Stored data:
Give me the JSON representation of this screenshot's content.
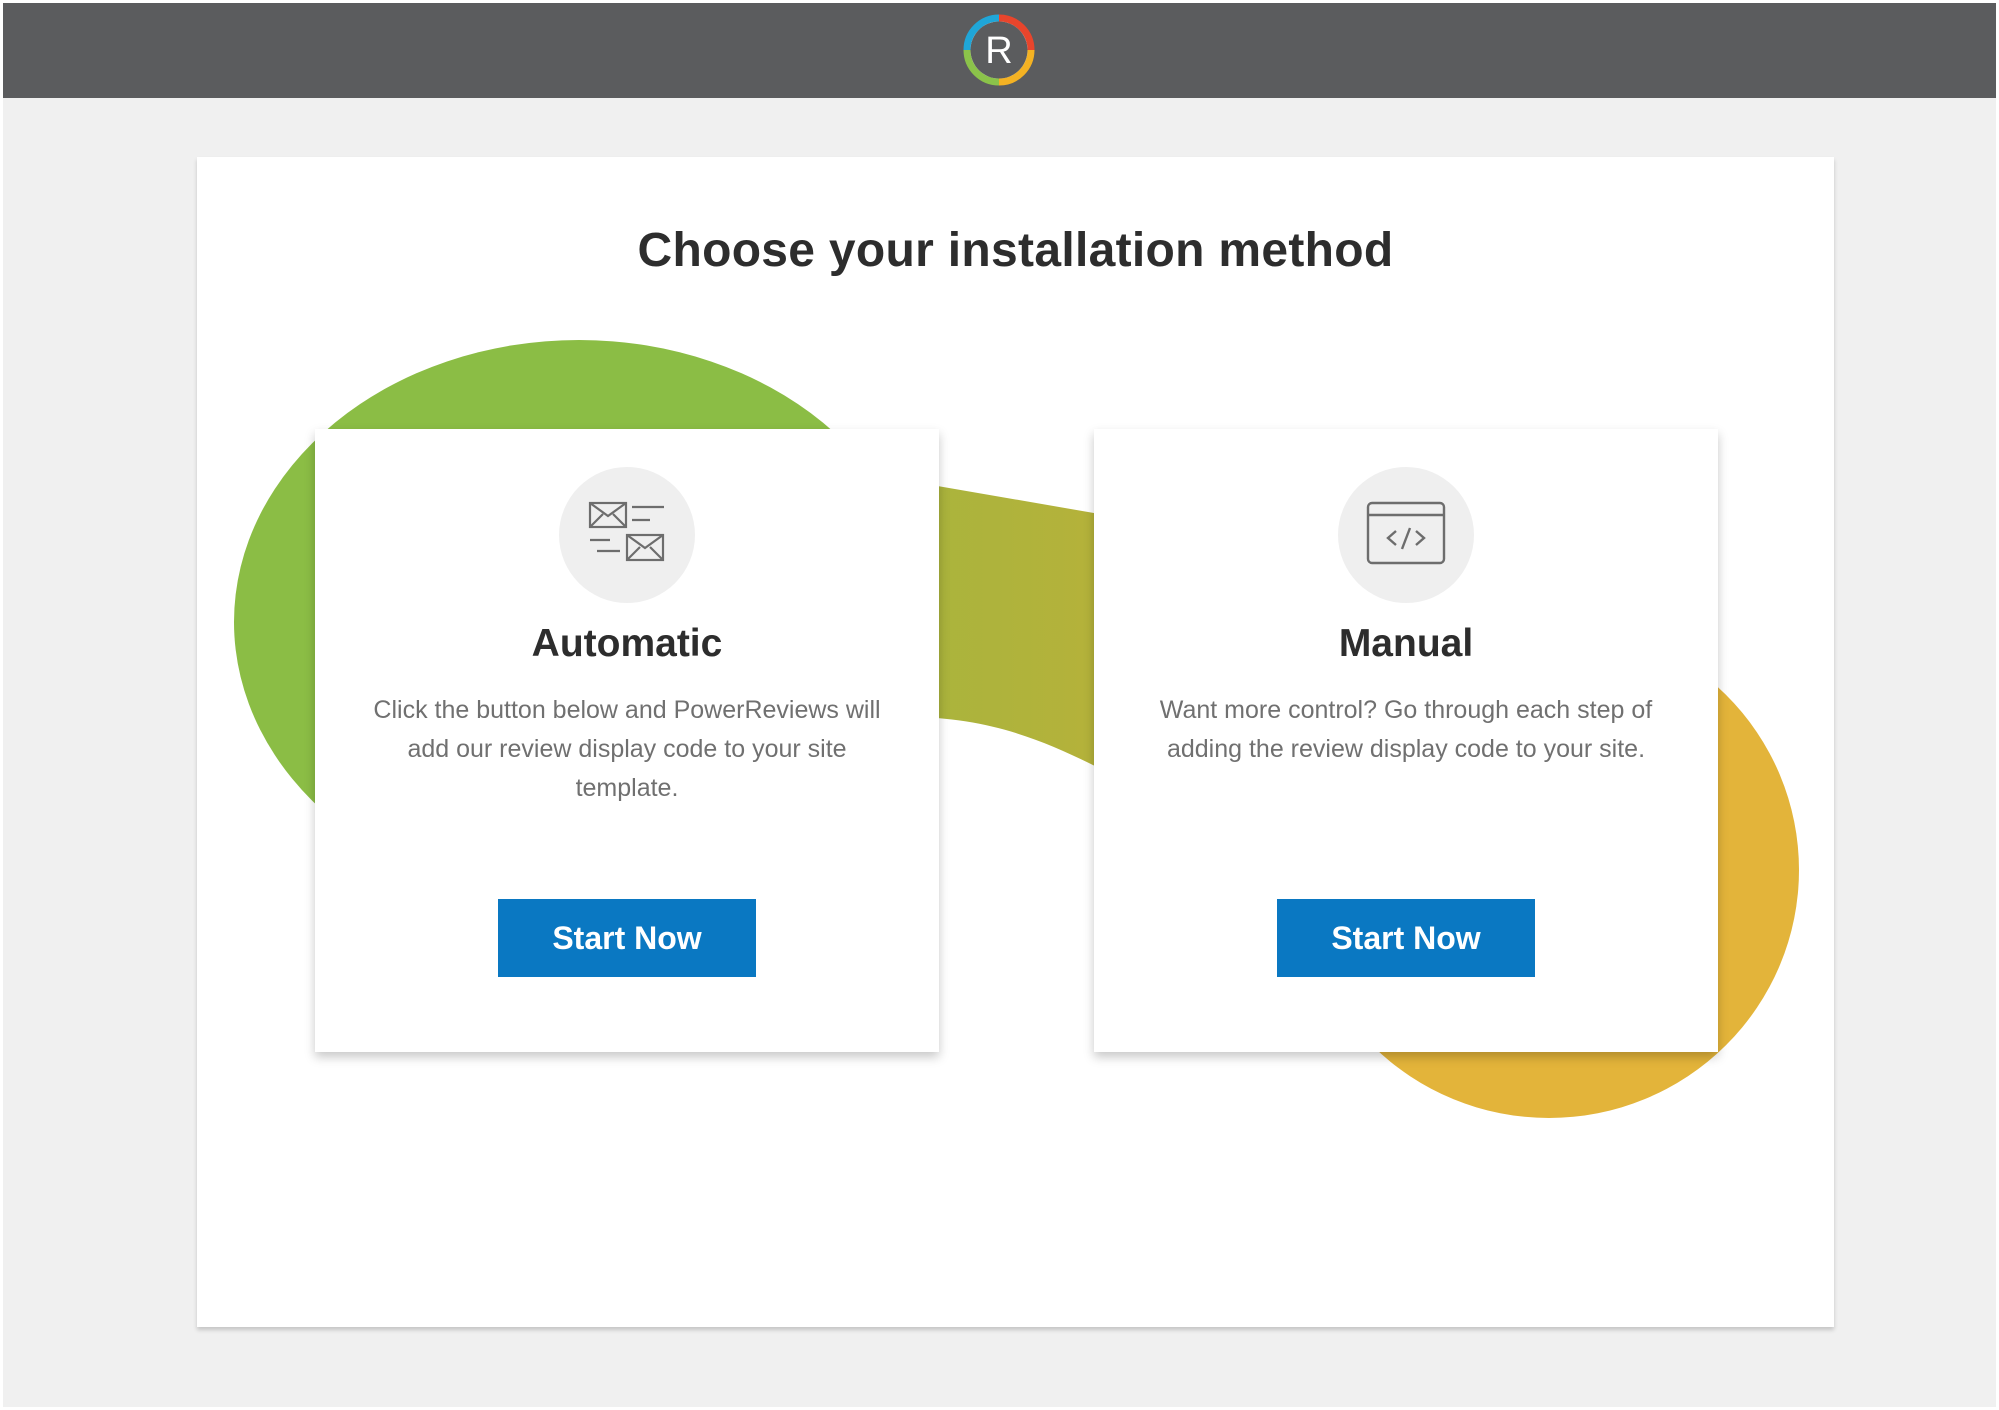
{
  "header": {
    "logo_letter": "R",
    "logo_ring_colors": [
      "#e8452c",
      "#f4b223",
      "#8bc34a",
      "#1fa6d8"
    ]
  },
  "main": {
    "title": "Choose your installation method"
  },
  "decoration_colors": {
    "green": "#8bbd45",
    "olive": "#afb53c",
    "yellow": "#e3b43a"
  },
  "options": [
    {
      "icon": "envelopes-icon",
      "title": "Automatic",
      "description": "Click the button below and PowerReviews will add our review display code to your site template.",
      "button_label": "Start Now"
    },
    {
      "icon": "code-window-icon",
      "title": "Manual",
      "description": "Want more control? Go through each step of adding the review display code to your site.",
      "button_label": "Start Now"
    }
  ],
  "accent_color": "#0a78c2"
}
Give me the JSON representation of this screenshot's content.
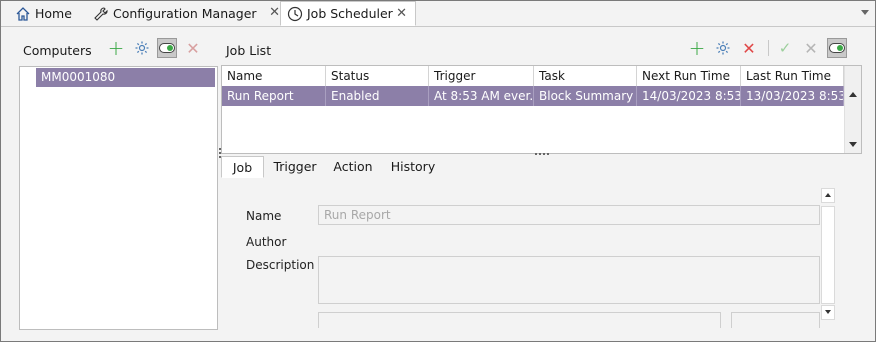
{
  "tabs": [
    {
      "label": "Home",
      "icon": "home-icon"
    },
    {
      "label": "Configuration Manager",
      "icon": "wrench-icon"
    },
    {
      "label": "Job Scheduler",
      "icon": "clock-icon",
      "active": true
    }
  ],
  "computers": {
    "title": "Computers",
    "items": [
      "MM0001080"
    ]
  },
  "job_list": {
    "title": "Job List",
    "columns": [
      "Name",
      "Status",
      "Trigger",
      "Task",
      "Next Run Time",
      "Last Run Time"
    ],
    "rows": [
      [
        "Run Report",
        "Enabled",
        "At 8:53 AM ever...",
        "Block Summary",
        "14/03/2023 8:53:...",
        "13/03/2023 8:53:..."
      ]
    ]
  },
  "detail_tabs": [
    "Job",
    "Trigger",
    "Action",
    "History"
  ],
  "form": {
    "name_label": "Name",
    "name_value": "Run Report",
    "author_label": "Author",
    "description_label": "Description"
  },
  "colors": {
    "selection": "#8c7fa8",
    "add": "#3aa845",
    "delete": "#e04848"
  }
}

_Stated task_
Repeat the data exactly, excluding the pictures.

_Answer to this task_
Give me the JSON representation of this screenshot's content.
{
  "header": {
    "logo_letter": "R",
    "logo_ring_colors": [
      "#e8452c",
      "#f4b223",
      "#8bc34a",
      "#1fa6d8"
    ]
  },
  "main": {
    "title": "Choose your installation method"
  },
  "decoration_colors": {
    "green": "#8bbd45",
    "olive": "#afb53c",
    "yellow": "#e3b43a"
  },
  "options": [
    {
      "icon": "envelopes-icon",
      "title": "Automatic",
      "description": "Click the button below and PowerReviews will add our review display code to your site template.",
      "button_label": "Start Now"
    },
    {
      "icon": "code-window-icon",
      "title": "Manual",
      "description": "Want more control? Go through each step of adding the review display code to your site.",
      "button_label": "Start Now"
    }
  ],
  "accent_color": "#0a78c2"
}
Give me the JSON representation of this screenshot's content.
{
  "tabs": [
    {
      "label": "Home",
      "icon": "home-icon"
    },
    {
      "label": "Configuration Manager",
      "icon": "wrench-icon"
    },
    {
      "label": "Job Scheduler",
      "icon": "clock-icon",
      "active": true
    }
  ],
  "computers": {
    "title": "Computers",
    "items": [
      "MM0001080"
    ]
  },
  "job_list": {
    "title": "Job List",
    "columns": [
      "Name",
      "Status",
      "Trigger",
      "Task",
      "Next Run Time",
      "Last Run Time"
    ],
    "rows": [
      [
        "Run Report",
        "Enabled",
        "At 8:53 AM ever...",
        "Block Summary",
        "14/03/2023 8:53:...",
        "13/03/2023 8:53:..."
      ]
    ]
  },
  "detail_tabs": [
    "Job",
    "Trigger",
    "Action",
    "History"
  ],
  "form": {
    "name_label": "Name",
    "name_value": "Run Report",
    "author_label": "Author",
    "description_label": "Description"
  },
  "colors": {
    "selection": "#8c7fa8",
    "add": "#3aa845",
    "delete": "#e04848"
  }
}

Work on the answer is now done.